__EXERCISE OBJECTIVE__:
Pull out every line containing the string "control".

__Figure dataset records__:
######
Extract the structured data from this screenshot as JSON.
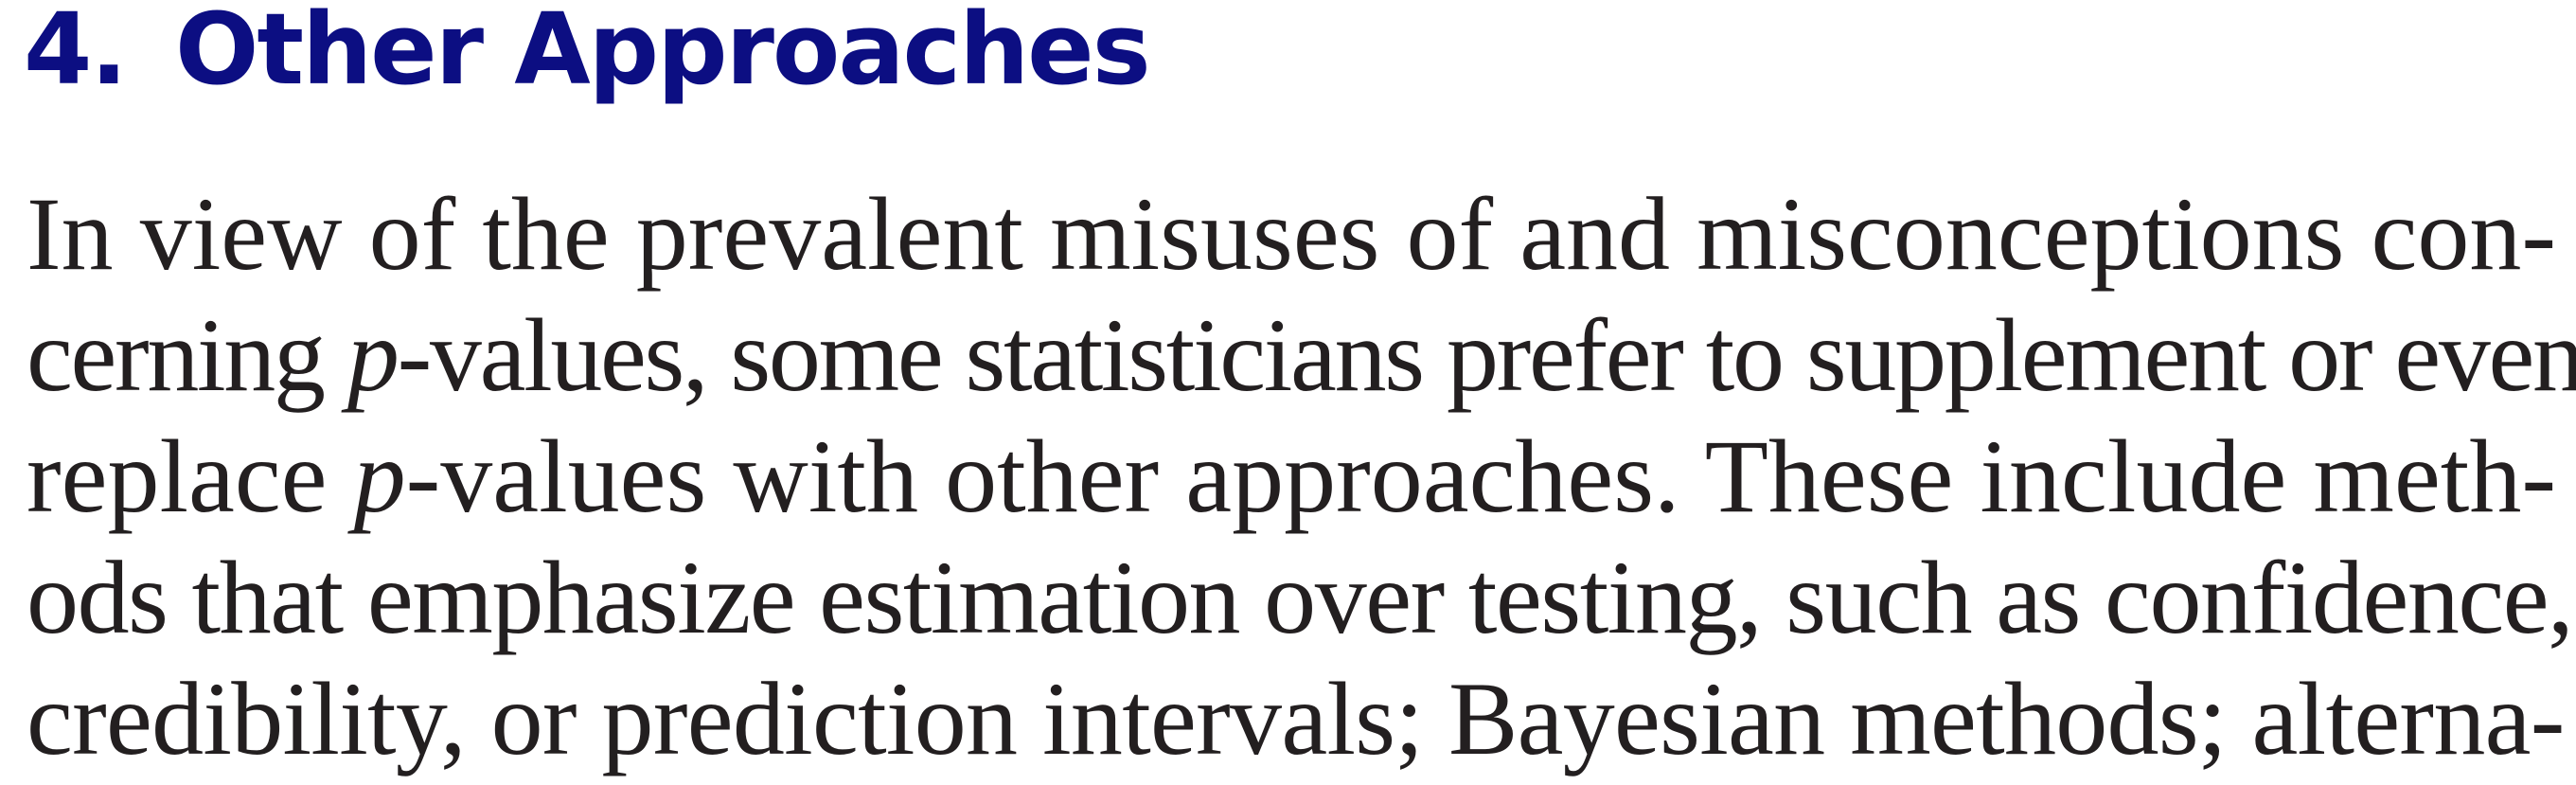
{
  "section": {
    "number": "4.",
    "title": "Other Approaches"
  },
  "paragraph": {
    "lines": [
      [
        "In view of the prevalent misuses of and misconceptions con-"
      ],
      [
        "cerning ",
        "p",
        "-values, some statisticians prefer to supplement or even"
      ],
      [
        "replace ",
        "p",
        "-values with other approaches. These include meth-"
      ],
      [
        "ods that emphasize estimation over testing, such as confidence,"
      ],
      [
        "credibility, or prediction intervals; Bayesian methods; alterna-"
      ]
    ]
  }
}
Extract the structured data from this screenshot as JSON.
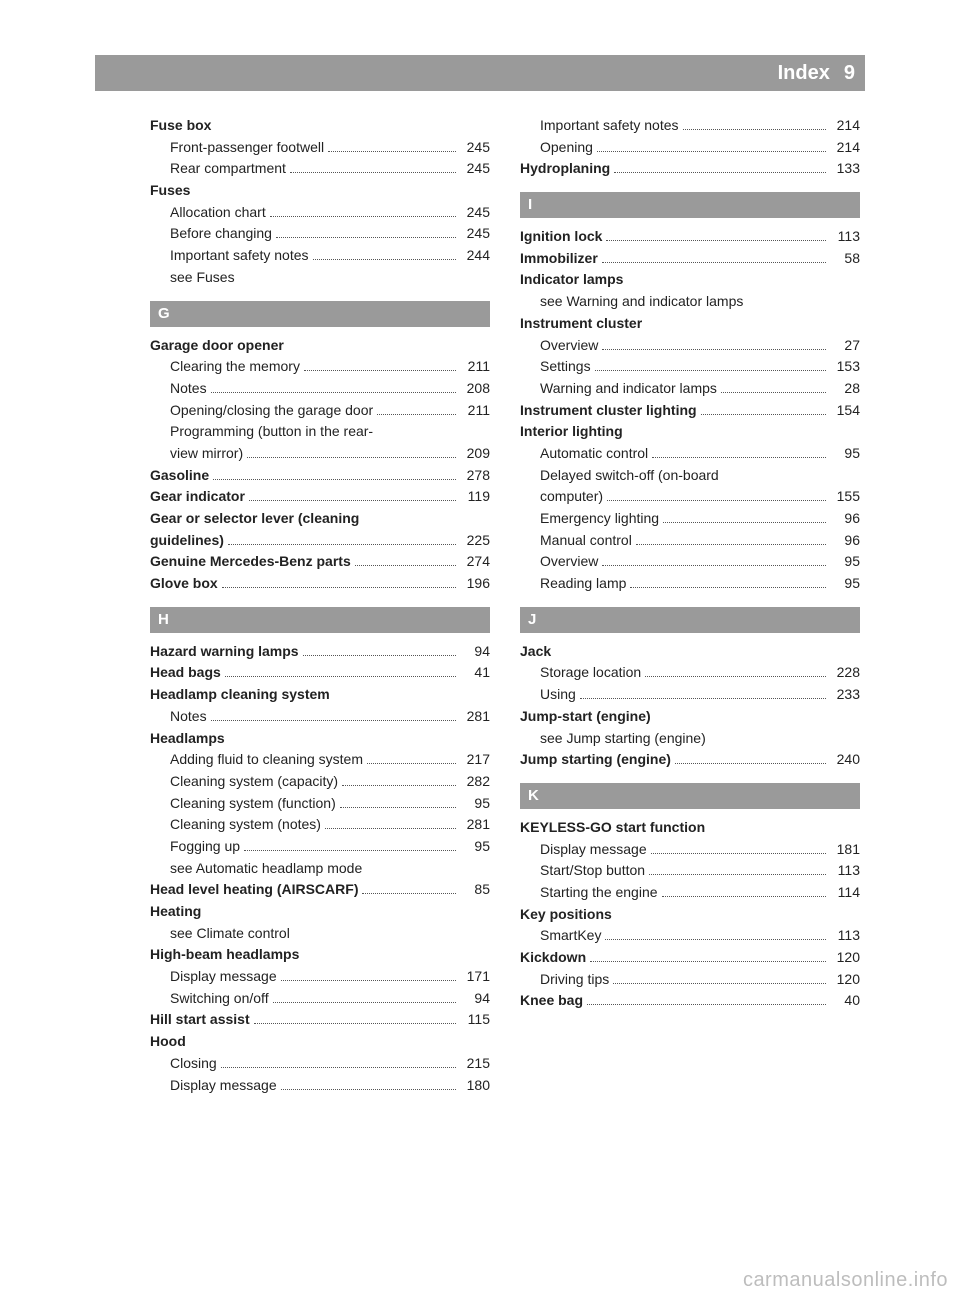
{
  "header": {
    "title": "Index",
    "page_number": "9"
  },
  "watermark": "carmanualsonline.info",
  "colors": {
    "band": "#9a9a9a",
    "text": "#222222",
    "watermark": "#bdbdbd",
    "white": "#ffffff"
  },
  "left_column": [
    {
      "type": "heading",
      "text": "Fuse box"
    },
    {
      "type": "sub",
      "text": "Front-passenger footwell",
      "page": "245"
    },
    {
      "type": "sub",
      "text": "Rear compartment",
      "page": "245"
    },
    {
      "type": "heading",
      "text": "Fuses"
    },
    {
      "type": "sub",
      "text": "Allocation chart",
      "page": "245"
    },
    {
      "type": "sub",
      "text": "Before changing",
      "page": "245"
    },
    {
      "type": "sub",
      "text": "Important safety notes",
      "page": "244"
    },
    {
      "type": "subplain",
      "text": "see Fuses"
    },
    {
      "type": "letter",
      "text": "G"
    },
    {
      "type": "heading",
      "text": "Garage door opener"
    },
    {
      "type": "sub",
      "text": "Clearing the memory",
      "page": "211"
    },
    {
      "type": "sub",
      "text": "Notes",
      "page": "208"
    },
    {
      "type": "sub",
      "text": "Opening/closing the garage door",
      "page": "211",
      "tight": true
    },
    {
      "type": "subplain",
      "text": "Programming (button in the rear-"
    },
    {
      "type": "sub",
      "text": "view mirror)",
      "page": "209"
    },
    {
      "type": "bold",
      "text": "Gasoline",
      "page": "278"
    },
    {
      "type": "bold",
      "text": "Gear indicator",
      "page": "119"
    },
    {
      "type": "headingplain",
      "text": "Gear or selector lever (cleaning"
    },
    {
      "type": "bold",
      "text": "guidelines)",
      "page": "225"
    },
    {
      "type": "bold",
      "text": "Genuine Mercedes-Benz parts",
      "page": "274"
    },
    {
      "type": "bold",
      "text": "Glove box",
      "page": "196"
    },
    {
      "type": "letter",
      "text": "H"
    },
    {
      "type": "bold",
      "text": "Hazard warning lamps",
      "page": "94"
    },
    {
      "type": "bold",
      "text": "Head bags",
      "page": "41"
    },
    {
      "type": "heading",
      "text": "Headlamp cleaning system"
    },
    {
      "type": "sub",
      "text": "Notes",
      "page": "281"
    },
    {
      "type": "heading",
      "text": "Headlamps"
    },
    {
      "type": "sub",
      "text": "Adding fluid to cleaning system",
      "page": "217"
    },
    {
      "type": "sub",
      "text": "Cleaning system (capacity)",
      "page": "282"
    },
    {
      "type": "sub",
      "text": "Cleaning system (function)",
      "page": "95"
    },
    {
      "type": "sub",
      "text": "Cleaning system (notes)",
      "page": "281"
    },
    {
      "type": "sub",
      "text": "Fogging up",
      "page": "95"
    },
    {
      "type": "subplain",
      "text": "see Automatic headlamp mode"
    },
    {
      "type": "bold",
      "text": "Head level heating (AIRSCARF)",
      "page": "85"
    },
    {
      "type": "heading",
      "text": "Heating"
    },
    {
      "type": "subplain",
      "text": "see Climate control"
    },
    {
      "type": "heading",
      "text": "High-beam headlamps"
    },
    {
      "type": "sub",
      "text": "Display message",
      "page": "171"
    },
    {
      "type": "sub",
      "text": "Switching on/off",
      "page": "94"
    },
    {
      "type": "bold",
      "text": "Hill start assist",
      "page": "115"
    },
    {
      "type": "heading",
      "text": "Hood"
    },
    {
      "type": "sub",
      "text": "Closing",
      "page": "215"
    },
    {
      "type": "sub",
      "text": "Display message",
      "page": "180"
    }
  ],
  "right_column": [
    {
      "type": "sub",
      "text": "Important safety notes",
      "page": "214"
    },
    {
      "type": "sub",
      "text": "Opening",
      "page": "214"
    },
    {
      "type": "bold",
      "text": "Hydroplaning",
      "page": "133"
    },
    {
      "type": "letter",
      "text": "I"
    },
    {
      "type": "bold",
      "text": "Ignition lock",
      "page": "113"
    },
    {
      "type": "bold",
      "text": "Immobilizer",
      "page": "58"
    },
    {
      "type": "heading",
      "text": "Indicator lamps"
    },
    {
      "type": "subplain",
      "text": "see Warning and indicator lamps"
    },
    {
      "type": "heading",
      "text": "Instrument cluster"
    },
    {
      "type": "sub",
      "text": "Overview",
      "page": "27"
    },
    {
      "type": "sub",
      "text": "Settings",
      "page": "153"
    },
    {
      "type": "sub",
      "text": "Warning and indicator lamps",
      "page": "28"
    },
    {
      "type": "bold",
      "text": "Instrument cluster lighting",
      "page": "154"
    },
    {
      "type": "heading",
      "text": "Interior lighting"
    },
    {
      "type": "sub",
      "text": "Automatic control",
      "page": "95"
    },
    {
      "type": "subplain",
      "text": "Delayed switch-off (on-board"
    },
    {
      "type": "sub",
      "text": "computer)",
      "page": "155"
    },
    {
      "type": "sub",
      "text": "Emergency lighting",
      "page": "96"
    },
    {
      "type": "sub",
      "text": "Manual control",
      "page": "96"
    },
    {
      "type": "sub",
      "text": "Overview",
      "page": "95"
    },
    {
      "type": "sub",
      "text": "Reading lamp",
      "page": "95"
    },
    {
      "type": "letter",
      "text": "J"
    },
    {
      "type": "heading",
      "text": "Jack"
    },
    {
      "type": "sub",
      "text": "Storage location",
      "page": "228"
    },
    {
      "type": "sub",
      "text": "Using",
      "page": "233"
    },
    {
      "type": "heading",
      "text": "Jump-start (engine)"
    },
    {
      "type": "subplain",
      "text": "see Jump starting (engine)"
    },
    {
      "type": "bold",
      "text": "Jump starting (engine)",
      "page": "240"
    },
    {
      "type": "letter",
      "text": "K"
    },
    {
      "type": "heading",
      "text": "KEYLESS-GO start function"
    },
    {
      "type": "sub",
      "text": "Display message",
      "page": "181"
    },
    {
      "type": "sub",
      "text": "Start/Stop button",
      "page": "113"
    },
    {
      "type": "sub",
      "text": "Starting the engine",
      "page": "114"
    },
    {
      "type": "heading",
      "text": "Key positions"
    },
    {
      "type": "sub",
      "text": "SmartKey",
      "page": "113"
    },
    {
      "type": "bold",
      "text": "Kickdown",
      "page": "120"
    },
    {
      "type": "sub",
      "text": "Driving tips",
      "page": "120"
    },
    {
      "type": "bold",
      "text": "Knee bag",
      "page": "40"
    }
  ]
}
######
__RESULT OF THIS TASK__:
      "text": "see Climate control"
      "text": "Automatic control",
      "text": "Manual control",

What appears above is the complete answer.